- Extracted information:
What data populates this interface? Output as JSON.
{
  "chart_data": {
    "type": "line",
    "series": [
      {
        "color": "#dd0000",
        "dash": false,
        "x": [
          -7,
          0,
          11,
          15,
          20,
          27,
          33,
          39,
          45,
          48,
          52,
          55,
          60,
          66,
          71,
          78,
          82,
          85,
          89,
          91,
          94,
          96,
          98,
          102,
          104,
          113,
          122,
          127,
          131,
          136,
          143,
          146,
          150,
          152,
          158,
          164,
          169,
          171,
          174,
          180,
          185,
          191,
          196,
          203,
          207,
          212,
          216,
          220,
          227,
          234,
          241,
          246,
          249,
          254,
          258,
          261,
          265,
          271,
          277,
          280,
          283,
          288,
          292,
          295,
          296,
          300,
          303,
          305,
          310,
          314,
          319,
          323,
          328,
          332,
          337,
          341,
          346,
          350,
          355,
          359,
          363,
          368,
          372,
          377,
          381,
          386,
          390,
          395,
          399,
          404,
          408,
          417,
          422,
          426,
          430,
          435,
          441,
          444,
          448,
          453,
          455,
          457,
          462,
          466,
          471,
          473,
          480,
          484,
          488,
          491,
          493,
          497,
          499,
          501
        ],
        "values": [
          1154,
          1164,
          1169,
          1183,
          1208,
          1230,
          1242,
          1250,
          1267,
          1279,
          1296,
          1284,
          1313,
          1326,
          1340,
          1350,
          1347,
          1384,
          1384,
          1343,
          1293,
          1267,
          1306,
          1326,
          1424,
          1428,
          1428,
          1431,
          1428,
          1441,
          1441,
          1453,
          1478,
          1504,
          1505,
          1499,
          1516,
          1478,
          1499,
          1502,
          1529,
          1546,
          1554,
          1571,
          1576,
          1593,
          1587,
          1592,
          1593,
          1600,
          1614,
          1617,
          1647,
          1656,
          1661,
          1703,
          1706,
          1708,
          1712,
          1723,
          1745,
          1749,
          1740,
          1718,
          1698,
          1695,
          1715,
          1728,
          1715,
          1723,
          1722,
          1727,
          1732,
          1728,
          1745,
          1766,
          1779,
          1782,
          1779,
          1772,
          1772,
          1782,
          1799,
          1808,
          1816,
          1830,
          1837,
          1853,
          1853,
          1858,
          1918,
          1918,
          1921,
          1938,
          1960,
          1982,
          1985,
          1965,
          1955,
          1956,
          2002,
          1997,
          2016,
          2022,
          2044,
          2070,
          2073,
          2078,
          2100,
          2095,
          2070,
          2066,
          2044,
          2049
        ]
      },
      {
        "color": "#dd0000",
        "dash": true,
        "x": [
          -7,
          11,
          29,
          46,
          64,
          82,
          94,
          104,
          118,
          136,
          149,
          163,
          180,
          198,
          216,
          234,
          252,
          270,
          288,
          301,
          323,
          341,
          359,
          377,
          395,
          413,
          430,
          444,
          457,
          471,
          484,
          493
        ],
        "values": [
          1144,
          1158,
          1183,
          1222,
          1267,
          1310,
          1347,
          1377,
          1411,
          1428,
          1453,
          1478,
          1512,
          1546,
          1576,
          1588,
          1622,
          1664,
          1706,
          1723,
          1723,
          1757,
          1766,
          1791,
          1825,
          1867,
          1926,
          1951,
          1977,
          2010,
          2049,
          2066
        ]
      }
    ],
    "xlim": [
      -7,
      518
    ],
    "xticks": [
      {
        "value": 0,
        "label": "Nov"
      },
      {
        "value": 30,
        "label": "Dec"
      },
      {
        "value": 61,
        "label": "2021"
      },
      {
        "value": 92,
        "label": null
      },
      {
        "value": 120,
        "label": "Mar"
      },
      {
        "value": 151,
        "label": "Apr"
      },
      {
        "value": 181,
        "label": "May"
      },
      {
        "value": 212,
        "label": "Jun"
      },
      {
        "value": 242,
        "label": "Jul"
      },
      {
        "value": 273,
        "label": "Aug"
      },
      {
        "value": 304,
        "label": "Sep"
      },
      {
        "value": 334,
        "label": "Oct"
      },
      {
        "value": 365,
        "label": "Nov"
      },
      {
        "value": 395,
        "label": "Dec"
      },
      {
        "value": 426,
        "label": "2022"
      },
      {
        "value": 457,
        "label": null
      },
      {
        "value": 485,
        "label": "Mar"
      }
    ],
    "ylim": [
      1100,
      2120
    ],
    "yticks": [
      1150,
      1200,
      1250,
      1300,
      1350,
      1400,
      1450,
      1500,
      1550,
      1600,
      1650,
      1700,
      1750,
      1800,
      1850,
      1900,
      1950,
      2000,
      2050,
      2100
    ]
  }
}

- The task: Quote each line above in full, word for word.

- Exercise response:
What data populates this interface? Output as JSON.
{
  "chart_data": {
    "type": "line",
    "series": [
      {
        "color": "#dd0000",
        "dash": false,
        "x": [
          -7,
          0,
          11,
          15,
          20,
          27,
          33,
          39,
          45,
          48,
          52,
          55,
          60,
          66,
          71,
          78,
          82,
          85,
          89,
          91,
          94,
          96,
          98,
          102,
          104,
          113,
          122,
          127,
          131,
          136,
          143,
          146,
          150,
          152,
          158,
          164,
          169,
          171,
          174,
          180,
          185,
          191,
          196,
          203,
          207,
          212,
          216,
          220,
          227,
          234,
          241,
          246,
          249,
          254,
          258,
          261,
          265,
          271,
          277,
          280,
          283,
          288,
          292,
          295,
          296,
          300,
          303,
          305,
          310,
          314,
          319,
          323,
          328,
          332,
          337,
          341,
          346,
          350,
          355,
          359,
          363,
          368,
          372,
          377,
          381,
          386,
          390,
          395,
          399,
          404,
          408,
          417,
          422,
          426,
          430,
          435,
          441,
          444,
          448,
          453,
          455,
          457,
          462,
          466,
          471,
          473,
          480,
          484,
          488,
          491,
          493,
          497,
          499,
          501
        ],
        "values": [
          1154,
          1164,
          1169,
          1183,
          1208,
          1230,
          1242,
          1250,
          1267,
          1279,
          1296,
          1284,
          1313,
          1326,
          1340,
          1350,
          1347,
          1384,
          1384,
          1343,
          1293,
          1267,
          1306,
          1326,
          1424,
          1428,
          1428,
          1431,
          1428,
          1441,
          1441,
          1453,
          1478,
          1504,
          1505,
          1499,
          1516,
          1478,
          1499,
          1502,
          1529,
          1546,
          1554,
          1571,
          1576,
          1593,
          1587,
          1592,
          1593,
          1600,
          1614,
          1617,
          1647,
          1656,
          1661,
          1703,
          1706,
          1708,
          1712,
          1723,
          1745,
          1749,
          1740,
          1718,
          1698,
          1695,
          1715,
          1728,
          1715,
          1723,
          1722,
          1727,
          1732,
          1728,
          1745,
          1766,
          1779,
          1782,
          1779,
          1772,
          1772,
          1782,
          1799,
          1808,
          1816,
          1830,
          1837,
          1853,
          1853,
          1858,
          1918,
          1918,
          1921,
          1938,
          1960,
          1982,
          1985,
          1965,
          1955,
          1956,
          2002,
          1997,
          2016,
          2022,
          2044,
          2070,
          2073,
          2078,
          2100,
          2095,
          2070,
          2066,
          2044,
          2049
        ]
      },
      {
        "color": "#dd0000",
        "dash": true,
        "x": [
          -7,
          11,
          29,
          46,
          64,
          82,
          94,
          104,
          118,
          136,
          149,
          163,
          180,
          198,
          216,
          234,
          252,
          270,
          288,
          301,
          323,
          341,
          359,
          377,
          395,
          413,
          430,
          444,
          457,
          471,
          484,
          493
        ],
        "values": [
          1144,
          1158,
          1183,
          1222,
          1267,
          1310,
          1347,
          1377,
          1411,
          1428,
          1453,
          1478,
          1512,
          1546,
          1576,
          1588,
          1622,
          1664,
          1706,
          1723,
          1723,
          1757,
          1766,
          1791,
          1825,
          1867,
          1926,
          1951,
          1977,
          2010,
          2049,
          2066
        ]
      }
    ],
    "xlim": [
      -7,
      518
    ],
    "xticks": [
      {
        "value": 0,
        "label": "Nov"
      },
      {
        "value": 30,
        "label": "Dec"
      },
      {
        "value": 61,
        "label": "2021"
      },
      {
        "value": 92,
        "label": null
      },
      {
        "value": 120,
        "label": "Mar"
      },
      {
        "value": 151,
        "label": "Apr"
      },
      {
        "value": 181,
        "label": "May"
      },
      {
        "value": 212,
        "label": "Jun"
      },
      {
        "value": 242,
        "label": "Jul"
      },
      {
        "value": 273,
        "label": "Aug"
      },
      {
        "value": 304,
        "label": "Sep"
      },
      {
        "value": 334,
        "label": "Oct"
      },
      {
        "value": 365,
        "label": "Nov"
      },
      {
        "value": 395,
        "label": "Dec"
      },
      {
        "value": 426,
        "label": "2022"
      },
      {
        "value": 457,
        "label": null
      },
      {
        "value": 485,
        "label": "Mar"
      }
    ],
    "ylim": [
      1100,
      2120
    ],
    "yticks": [
      1150,
      1200,
      1250,
      1300,
      1350,
      1400,
      1450,
      1500,
      1550,
      1600,
      1650,
      1700,
      1750,
      1800,
      1850,
      1900,
      1950,
      2000,
      2050,
      2100
    ]
  }
}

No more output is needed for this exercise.